■ Task ■
Can you rewrite the rows starting at the first one and ending at the line containing "- add-pet-form: Add", replacing "bounding box" with "enclosing rectangle" and leaving everything else unchanged?

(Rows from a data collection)
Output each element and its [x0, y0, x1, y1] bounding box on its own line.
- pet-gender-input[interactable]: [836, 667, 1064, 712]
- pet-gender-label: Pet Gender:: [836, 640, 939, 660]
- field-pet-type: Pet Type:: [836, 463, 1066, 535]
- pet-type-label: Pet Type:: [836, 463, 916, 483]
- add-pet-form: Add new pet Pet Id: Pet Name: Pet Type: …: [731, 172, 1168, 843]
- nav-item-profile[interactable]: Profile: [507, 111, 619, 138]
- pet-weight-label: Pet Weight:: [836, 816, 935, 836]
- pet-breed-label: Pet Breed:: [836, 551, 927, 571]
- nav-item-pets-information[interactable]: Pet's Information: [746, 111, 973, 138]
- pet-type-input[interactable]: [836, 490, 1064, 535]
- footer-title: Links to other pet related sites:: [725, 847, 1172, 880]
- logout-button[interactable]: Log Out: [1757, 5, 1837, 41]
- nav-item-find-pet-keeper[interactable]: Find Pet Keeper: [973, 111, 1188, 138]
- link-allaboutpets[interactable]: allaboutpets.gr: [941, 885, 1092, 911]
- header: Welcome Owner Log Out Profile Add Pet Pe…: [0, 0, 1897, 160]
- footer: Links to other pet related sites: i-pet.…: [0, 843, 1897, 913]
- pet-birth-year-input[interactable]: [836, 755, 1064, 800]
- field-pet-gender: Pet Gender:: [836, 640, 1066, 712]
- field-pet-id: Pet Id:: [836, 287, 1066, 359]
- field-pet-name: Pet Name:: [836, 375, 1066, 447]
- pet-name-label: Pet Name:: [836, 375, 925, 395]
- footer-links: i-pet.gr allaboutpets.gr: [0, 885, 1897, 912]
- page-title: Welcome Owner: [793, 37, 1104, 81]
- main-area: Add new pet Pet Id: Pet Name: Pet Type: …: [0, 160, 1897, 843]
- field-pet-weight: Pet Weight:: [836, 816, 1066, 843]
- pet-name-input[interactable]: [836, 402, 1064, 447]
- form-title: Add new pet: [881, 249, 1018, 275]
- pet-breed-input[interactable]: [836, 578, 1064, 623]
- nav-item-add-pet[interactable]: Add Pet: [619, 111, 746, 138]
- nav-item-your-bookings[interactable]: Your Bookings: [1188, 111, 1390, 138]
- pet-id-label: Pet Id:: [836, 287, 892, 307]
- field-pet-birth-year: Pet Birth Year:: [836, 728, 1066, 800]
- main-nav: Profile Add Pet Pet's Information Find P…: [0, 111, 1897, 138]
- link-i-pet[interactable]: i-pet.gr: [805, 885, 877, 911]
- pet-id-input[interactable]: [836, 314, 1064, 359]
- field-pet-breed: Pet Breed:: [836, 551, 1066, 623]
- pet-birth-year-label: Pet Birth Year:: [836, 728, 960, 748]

■ The output ■
Output each element and its [x0, y0, x1, y1] enclosing rectangle on its own line.
- pet-gender-input[interactable]: [836, 667, 1064, 712]
- pet-gender-label: Pet Gender:: [836, 640, 939, 660]
- field-pet-type: Pet Type:: [836, 463, 1066, 535]
- pet-type-label: Pet Type:: [836, 463, 916, 483]
- add-pet-form: Add new pet Pet Id: Pet Name: Pet Type: …: [731, 172, 1168, 843]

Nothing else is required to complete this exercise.